[Start THE INPUT]

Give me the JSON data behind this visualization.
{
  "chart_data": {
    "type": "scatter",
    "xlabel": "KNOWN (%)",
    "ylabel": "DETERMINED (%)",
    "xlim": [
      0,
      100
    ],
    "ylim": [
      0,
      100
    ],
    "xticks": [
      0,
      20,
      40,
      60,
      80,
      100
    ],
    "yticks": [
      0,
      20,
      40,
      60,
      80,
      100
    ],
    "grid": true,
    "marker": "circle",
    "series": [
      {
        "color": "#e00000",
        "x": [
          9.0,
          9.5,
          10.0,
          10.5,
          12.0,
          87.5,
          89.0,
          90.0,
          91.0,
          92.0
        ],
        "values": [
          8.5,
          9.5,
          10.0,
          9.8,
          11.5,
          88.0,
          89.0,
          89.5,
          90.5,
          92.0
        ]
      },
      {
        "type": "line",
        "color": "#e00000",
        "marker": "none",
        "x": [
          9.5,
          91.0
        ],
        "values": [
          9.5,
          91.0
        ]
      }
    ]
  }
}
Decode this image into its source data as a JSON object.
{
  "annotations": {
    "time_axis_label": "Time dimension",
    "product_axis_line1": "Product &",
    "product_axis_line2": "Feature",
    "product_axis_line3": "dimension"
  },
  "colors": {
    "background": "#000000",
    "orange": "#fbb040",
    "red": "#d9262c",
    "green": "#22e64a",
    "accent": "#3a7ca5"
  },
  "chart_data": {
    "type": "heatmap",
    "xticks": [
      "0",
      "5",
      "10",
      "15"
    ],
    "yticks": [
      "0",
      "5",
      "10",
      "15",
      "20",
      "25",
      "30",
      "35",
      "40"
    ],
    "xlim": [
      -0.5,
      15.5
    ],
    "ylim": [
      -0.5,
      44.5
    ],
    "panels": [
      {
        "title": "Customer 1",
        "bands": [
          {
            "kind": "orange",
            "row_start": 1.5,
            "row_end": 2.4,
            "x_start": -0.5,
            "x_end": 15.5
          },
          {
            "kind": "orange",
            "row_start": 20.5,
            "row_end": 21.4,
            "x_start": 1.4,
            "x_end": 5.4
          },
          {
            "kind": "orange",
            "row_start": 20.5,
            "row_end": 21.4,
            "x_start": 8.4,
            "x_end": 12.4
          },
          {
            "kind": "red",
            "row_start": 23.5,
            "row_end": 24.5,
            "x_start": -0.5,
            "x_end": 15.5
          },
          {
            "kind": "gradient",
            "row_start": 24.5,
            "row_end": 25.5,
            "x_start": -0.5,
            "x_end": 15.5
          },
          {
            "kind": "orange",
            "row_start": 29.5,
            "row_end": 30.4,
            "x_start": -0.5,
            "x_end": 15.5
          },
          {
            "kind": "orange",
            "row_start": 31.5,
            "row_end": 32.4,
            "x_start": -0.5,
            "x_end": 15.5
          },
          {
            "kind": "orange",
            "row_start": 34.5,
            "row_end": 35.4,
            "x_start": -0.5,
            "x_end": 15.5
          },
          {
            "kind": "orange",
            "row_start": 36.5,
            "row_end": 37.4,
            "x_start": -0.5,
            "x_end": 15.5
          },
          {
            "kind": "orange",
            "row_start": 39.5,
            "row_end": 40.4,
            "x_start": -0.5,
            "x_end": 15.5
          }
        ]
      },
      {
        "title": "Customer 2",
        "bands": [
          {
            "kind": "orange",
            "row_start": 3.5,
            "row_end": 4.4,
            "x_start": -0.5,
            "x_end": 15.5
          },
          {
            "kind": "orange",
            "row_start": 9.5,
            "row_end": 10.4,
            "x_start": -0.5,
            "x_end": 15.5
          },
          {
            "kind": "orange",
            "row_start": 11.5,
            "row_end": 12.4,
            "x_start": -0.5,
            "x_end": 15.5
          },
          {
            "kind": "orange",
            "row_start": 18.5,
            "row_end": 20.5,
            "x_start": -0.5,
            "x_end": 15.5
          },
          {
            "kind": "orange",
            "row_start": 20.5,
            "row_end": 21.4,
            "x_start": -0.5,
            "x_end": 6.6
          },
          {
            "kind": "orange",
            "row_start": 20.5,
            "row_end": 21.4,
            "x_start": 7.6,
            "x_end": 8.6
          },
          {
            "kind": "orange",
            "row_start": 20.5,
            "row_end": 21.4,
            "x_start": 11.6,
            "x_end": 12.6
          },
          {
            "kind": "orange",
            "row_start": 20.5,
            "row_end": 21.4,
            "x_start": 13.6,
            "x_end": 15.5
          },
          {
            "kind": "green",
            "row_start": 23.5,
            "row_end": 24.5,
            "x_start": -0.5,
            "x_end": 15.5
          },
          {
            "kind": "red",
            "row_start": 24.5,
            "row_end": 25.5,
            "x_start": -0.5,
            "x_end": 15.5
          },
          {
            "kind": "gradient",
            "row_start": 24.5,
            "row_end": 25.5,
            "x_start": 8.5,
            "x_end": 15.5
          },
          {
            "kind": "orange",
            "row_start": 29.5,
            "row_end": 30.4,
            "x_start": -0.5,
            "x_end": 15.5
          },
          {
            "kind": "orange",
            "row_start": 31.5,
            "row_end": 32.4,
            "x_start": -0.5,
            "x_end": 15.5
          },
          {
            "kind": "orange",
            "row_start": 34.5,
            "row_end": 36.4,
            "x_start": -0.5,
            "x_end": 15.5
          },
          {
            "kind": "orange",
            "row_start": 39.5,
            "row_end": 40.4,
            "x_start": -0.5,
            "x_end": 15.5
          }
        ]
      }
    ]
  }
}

[End THE INPUT]

WHAT THE TASK ASKS:
Copy out all of the records above with nothing altered.

RESULT BELOW:
Give me the JSON data behind this visualization.
{
  "chart_data": {
    "type": "scatter",
    "xlabel": "KNOWN (%)",
    "ylabel": "DETERMINED (%)",
    "xlim": [
      0,
      100
    ],
    "ylim": [
      0,
      100
    ],
    "xticks": [
      0,
      20,
      40,
      60,
      80,
      100
    ],
    "yticks": [
      0,
      20,
      40,
      60,
      80,
      100
    ],
    "grid": true,
    "marker": "circle",
    "series": [
      {
        "color": "#e00000",
        "x": [
          9.0,
          9.5,
          10.0,
          10.5,
          12.0,
          87.5,
          89.0,
          90.0,
          91.0,
          92.0
        ],
        "values": [
          8.5,
          9.5,
          10.0,
          9.8,
          11.5,
          88.0,
          89.0,
          89.5,
          90.5,
          92.0
        ]
      },
      {
        "type": "line",
        "color": "#e00000",
        "marker": "none",
        "x": [
          9.5,
          91.0
        ],
        "values": [
          9.5,
          91.0
        ]
      }
    ]
  }
}
Decode this image into its source data as a JSON object.
{
  "annotations": {
    "time_axis_label": "Time dimension",
    "product_axis_line1": "Product &",
    "product_axis_line2": "Feature",
    "product_axis_line3": "dimension"
  },
  "colors": {
    "background": "#000000",
    "orange": "#fbb040",
    "red": "#d9262c",
    "green": "#22e64a",
    "accent": "#3a7ca5"
  },
  "chart_data": {
    "type": "heatmap",
    "xticks": [
      "0",
      "5",
      "10",
      "15"
    ],
    "yticks": [
      "0",
      "5",
      "10",
      "15",
      "20",
      "25",
      "30",
      "35",
      "40"
    ],
    "xlim": [
      -0.5,
      15.5
    ],
    "ylim": [
      -0.5,
      44.5
    ],
    "panels": [
      {
        "title": "Customer 1",
        "bands": [
          {
            "kind": "orange",
            "row_start": 1.5,
            "row_end": 2.4,
            "x_start": -0.5,
            "x_end": 15.5
          },
          {
            "kind": "orange",
            "row_start": 20.5,
            "row_end": 21.4,
            "x_start": 1.4,
            "x_end": 5.4
          },
          {
            "kind": "orange",
            "row_start": 20.5,
            "row_end": 21.4,
            "x_start": 8.4,
            "x_end": 12.4
          },
          {
            "kind": "red",
            "row_start": 23.5,
            "row_end": 24.5,
            "x_start": -0.5,
            "x_end": 15.5
          },
          {
            "kind": "gradient",
            "row_start": 24.5,
            "row_end": 25.5,
            "x_start": -0.5,
            "x_end": 15.5
          },
          {
            "kind": "orange",
            "row_start": 29.5,
            "row_end": 30.4,
            "x_start": -0.5,
            "x_end": 15.5
          },
          {
            "kind": "orange",
            "row_start": 31.5,
            "row_end": 32.4,
            "x_start": -0.5,
            "x_end": 15.5
          },
          {
            "kind": "orange",
            "row_start": 34.5,
            "row_end": 35.4,
            "x_start": -0.5,
            "x_end": 15.5
          },
          {
            "kind": "orange",
            "row_start": 36.5,
            "row_end": 37.4,
            "x_start": -0.5,
            "x_end": 15.5
          },
          {
            "kind": "orange",
            "row_start": 39.5,
            "row_end": 40.4,
            "x_start": -0.5,
            "x_end": 15.5
          }
        ]
      },
      {
        "title": "Customer 2",
        "bands": [
          {
            "kind": "orange",
            "row_start": 3.5,
            "row_end": 4.4,
            "x_start": -0.5,
            "x_end": 15.5
          },
          {
            "kind": "orange",
            "row_start": 9.5,
            "row_end": 10.4,
            "x_start": -0.5,
            "x_end": 15.5
          },
          {
            "kind": "orange",
            "row_start": 11.5,
            "row_end": 12.4,
            "x_start": -0.5,
            "x_end": 15.5
          },
          {
            "kind": "orange",
            "row_start": 18.5,
            "row_end": 20.5,
            "x_start": -0.5,
            "x_end": 15.5
          },
          {
            "kind": "orange",
            "row_start": 20.5,
            "row_end": 21.4,
            "x_start": -0.5,
            "x_end": 6.6
          },
          {
            "kind": "orange",
            "row_start": 20.5,
            "row_end": 21.4,
            "x_start": 7.6,
            "x_end": 8.6
          },
          {
            "kind": "orange",
            "row_start": 20.5,
            "row_end": 21.4,
            "x_start": 11.6,
            "x_end": 12.6
          },
          {
            "kind": "orange",
            "row_start": 20.5,
            "row_end": 21.4,
            "x_start": 13.6,
            "x_end": 15.5
          },
          {
            "kind": "green",
            "row_start": 23.5,
            "row_end": 24.5,
            "x_start": -0.5,
            "x_end": 15.5
          },
          {
            "kind": "red",
            "row_start": 24.5,
            "row_end": 25.5,
            "x_start": -0.5,
            "x_end": 15.5
          },
          {
            "kind": "gradient",
            "row_start": 24.5,
            "row_end": 25.5,
            "x_start": 8.5,
            "x_end": 15.5
          },
          {
            "kind": "orange",
            "row_start": 29.5,
            "row_end": 30.4,
            "x_start": -0.5,
            "x_end": 15.5
          },
          {
            "kind": "orange",
            "row_start": 31.5,
            "row_end": 32.4,
            "x_start": -0.5,
            "x_end": 15.5
          },
          {
            "kind": "orange",
            "row_start": 34.5,
            "row_end": 36.4,
            "x_start": -0.5,
            "x_end": 15.5
          },
          {
            "kind": "orange",
            "row_start": 39.5,
            "row_end": 40.4,
            "x_start": -0.5,
            "x_end": 15.5
          }
        ]
      }
    ]
  }
}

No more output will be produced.